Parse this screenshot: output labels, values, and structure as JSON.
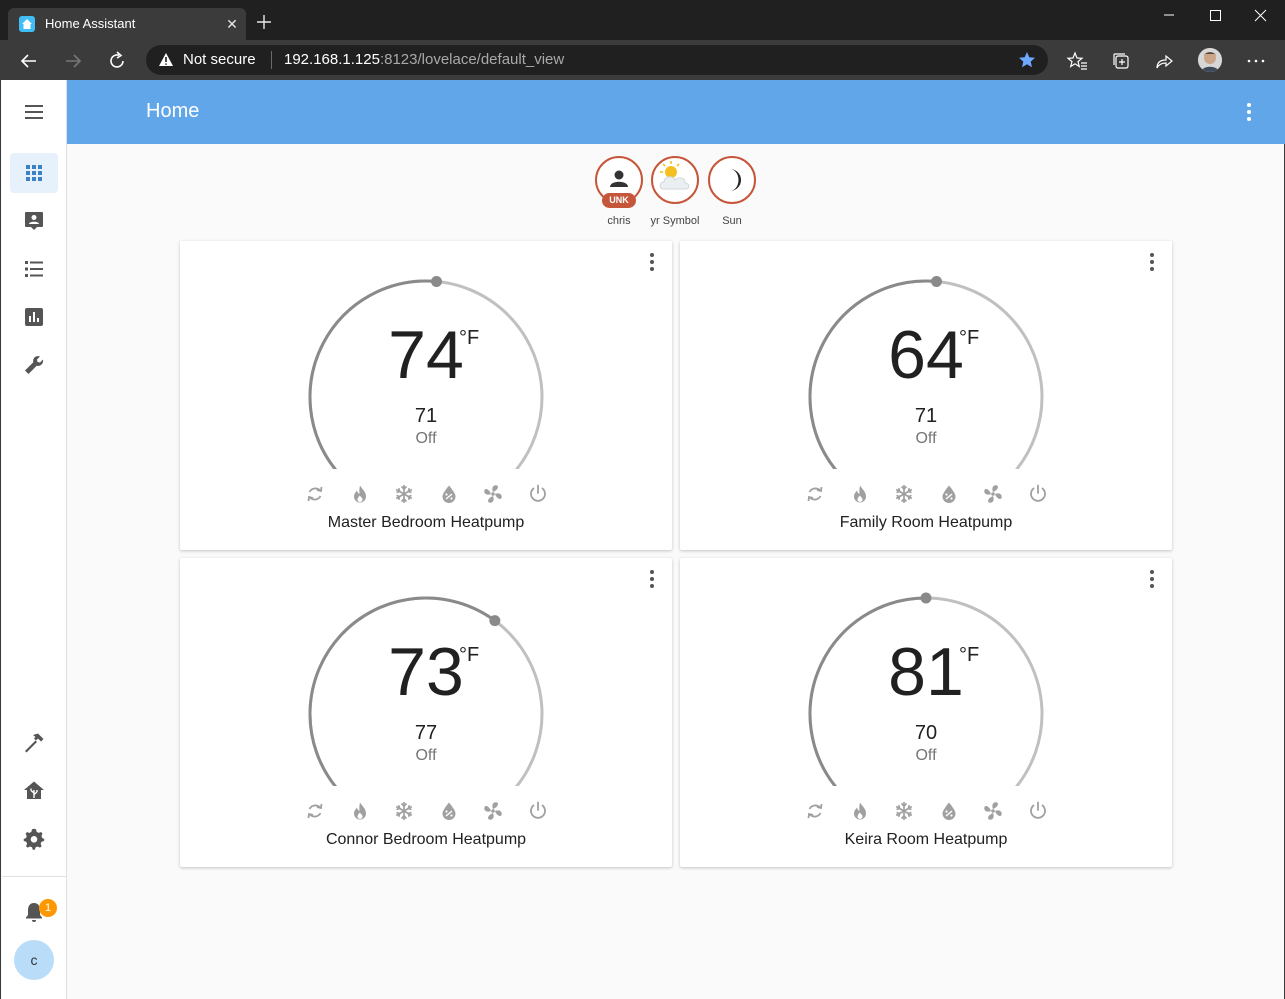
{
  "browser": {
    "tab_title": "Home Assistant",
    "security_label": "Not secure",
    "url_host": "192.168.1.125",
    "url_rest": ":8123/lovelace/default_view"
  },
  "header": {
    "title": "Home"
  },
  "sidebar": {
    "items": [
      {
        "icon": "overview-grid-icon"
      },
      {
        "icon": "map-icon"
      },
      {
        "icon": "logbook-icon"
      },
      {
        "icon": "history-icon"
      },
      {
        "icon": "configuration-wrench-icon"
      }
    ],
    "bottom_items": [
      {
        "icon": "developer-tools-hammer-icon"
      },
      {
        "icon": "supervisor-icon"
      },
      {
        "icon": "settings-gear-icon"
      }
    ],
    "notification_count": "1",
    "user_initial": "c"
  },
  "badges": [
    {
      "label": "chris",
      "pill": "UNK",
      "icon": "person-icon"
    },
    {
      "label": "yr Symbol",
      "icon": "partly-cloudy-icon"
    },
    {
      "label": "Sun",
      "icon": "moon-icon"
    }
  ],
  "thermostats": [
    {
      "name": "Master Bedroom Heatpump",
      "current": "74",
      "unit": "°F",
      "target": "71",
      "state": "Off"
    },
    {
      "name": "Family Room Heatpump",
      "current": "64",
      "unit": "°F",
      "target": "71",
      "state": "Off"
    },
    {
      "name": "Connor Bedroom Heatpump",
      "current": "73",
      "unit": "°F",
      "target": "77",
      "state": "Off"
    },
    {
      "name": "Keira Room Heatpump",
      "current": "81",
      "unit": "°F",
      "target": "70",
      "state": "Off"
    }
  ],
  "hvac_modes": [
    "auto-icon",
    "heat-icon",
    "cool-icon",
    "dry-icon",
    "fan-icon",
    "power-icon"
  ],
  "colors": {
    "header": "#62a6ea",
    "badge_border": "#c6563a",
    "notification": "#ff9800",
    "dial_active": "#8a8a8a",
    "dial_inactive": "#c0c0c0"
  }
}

--

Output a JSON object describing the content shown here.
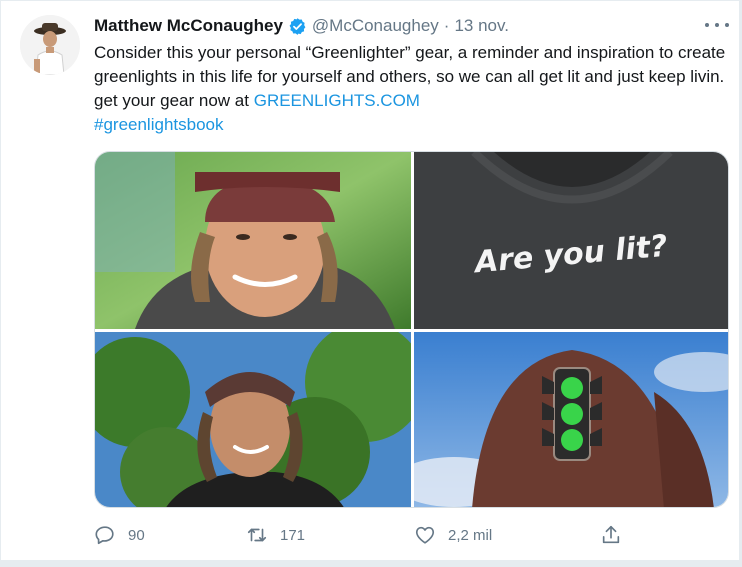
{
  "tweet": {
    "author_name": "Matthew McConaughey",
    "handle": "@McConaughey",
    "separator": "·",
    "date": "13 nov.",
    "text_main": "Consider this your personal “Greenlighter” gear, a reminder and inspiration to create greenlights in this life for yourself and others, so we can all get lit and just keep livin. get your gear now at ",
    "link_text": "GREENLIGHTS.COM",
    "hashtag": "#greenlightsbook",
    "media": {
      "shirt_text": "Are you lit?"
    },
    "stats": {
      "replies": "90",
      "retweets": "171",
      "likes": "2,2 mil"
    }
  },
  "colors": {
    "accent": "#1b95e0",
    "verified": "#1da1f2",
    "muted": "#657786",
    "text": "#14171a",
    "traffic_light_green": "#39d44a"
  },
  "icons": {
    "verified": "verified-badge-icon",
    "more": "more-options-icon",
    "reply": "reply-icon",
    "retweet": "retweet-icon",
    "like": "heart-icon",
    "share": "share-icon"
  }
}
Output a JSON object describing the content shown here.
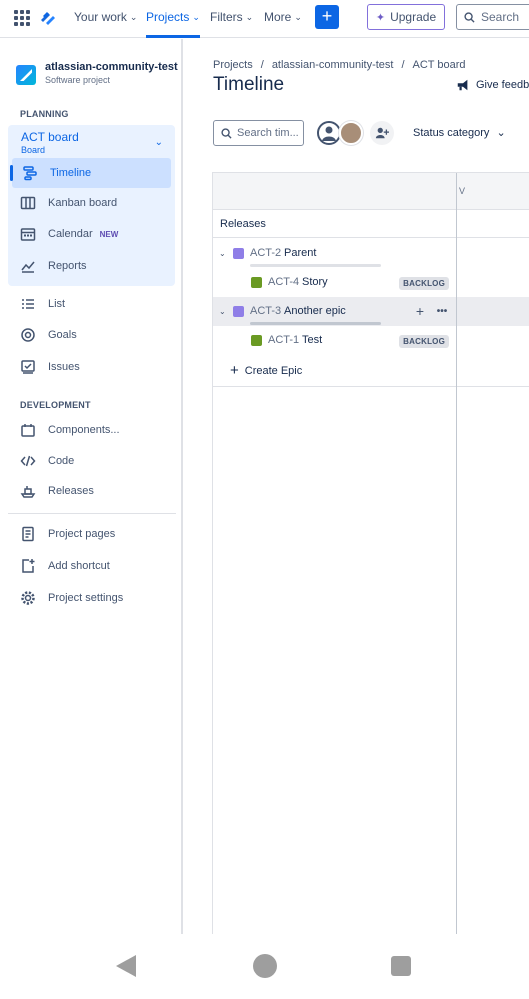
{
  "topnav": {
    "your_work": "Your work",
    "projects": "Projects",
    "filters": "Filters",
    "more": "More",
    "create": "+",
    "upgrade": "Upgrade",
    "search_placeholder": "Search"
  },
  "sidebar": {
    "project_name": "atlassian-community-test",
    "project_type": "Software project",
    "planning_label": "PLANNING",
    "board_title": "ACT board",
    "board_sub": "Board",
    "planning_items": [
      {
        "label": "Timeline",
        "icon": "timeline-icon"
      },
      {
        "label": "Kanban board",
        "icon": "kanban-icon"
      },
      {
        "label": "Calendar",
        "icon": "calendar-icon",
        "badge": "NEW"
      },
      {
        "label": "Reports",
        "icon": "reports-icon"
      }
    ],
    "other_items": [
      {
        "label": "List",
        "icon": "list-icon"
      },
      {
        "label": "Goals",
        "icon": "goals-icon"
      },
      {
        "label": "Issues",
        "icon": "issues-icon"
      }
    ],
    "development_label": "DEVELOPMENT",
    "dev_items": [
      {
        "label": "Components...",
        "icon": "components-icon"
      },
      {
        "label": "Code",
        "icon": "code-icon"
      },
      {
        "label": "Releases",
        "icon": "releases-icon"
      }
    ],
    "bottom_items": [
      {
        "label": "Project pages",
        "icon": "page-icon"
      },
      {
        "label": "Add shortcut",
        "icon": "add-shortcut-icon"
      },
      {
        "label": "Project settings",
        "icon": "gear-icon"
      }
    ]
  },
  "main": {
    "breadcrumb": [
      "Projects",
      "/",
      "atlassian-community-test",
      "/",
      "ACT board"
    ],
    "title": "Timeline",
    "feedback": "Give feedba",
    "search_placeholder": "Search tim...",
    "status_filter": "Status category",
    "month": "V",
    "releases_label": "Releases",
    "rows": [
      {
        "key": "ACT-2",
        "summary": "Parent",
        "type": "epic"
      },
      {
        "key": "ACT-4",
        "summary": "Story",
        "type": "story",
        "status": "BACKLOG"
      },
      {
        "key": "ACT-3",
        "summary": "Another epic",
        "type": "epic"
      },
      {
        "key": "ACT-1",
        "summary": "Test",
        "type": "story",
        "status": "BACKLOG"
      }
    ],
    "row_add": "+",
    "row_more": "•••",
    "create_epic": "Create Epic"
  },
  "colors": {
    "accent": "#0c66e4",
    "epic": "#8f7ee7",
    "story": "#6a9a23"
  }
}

* * *

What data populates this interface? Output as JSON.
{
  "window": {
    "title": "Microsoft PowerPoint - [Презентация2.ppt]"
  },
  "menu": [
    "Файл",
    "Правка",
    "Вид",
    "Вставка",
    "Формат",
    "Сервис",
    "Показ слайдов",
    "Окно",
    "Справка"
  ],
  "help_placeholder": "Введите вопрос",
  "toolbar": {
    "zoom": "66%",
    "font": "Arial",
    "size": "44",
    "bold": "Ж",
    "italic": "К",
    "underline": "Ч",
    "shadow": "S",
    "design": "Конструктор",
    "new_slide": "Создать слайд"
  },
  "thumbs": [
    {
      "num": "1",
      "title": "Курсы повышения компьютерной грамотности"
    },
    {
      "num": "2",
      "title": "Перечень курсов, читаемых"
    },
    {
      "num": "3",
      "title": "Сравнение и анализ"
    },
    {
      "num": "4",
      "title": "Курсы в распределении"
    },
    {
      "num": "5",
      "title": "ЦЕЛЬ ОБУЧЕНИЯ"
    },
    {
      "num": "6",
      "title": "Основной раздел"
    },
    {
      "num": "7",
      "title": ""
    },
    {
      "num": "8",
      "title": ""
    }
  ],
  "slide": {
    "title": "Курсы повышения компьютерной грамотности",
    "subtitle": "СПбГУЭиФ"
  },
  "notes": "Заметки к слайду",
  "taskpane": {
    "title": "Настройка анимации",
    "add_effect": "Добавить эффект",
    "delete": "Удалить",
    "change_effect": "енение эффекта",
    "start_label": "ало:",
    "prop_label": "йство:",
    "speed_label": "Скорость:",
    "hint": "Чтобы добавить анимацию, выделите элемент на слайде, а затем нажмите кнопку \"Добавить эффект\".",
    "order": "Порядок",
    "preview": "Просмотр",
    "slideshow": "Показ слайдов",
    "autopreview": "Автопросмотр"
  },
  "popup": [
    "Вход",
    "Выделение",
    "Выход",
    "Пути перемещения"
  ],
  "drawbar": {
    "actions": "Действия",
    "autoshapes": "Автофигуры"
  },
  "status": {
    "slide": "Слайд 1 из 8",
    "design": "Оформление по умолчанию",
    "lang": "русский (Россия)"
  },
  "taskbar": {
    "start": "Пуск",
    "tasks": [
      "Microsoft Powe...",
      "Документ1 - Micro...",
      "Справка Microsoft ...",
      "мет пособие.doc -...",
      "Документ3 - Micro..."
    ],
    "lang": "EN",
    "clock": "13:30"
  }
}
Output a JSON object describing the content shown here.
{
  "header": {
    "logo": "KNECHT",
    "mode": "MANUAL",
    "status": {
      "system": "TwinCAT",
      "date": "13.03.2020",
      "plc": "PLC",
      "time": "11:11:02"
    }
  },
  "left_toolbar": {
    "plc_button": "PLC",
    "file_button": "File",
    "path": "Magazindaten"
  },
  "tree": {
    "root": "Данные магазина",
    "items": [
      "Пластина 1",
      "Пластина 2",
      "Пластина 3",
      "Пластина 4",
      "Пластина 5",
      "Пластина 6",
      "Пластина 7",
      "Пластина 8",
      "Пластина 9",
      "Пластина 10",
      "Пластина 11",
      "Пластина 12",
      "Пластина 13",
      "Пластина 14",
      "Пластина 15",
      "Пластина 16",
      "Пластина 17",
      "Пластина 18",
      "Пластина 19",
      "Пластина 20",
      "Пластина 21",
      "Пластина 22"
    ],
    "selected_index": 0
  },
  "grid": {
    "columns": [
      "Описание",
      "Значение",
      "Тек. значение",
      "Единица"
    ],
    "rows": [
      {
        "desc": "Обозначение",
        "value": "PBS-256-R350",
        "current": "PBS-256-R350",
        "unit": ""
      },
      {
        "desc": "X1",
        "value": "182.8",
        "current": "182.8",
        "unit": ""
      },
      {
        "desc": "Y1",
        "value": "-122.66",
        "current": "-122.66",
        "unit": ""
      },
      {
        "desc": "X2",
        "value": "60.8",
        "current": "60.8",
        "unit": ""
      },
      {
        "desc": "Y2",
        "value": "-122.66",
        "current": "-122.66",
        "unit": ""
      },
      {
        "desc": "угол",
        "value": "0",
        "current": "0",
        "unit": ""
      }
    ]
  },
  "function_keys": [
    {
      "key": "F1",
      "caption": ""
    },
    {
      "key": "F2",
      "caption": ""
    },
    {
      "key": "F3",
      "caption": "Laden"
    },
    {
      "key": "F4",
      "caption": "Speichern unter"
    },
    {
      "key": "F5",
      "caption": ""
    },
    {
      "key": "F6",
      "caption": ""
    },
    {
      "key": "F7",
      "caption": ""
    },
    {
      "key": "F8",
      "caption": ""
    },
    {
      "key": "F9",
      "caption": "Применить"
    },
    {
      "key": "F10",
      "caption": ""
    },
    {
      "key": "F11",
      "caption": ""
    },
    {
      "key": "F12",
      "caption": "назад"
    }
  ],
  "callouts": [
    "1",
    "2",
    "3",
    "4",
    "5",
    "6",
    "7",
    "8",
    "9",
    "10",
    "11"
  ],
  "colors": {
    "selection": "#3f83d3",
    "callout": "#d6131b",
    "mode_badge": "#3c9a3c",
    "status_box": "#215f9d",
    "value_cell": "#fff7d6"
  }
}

> **The problem**
Locate all lines that include the word "повышения" and copy them out.

> **Solution to this task**
      "title": "Курсы повышения компьютерной грамотности"
    "title": "Курсы повышения компьютерной грамотности",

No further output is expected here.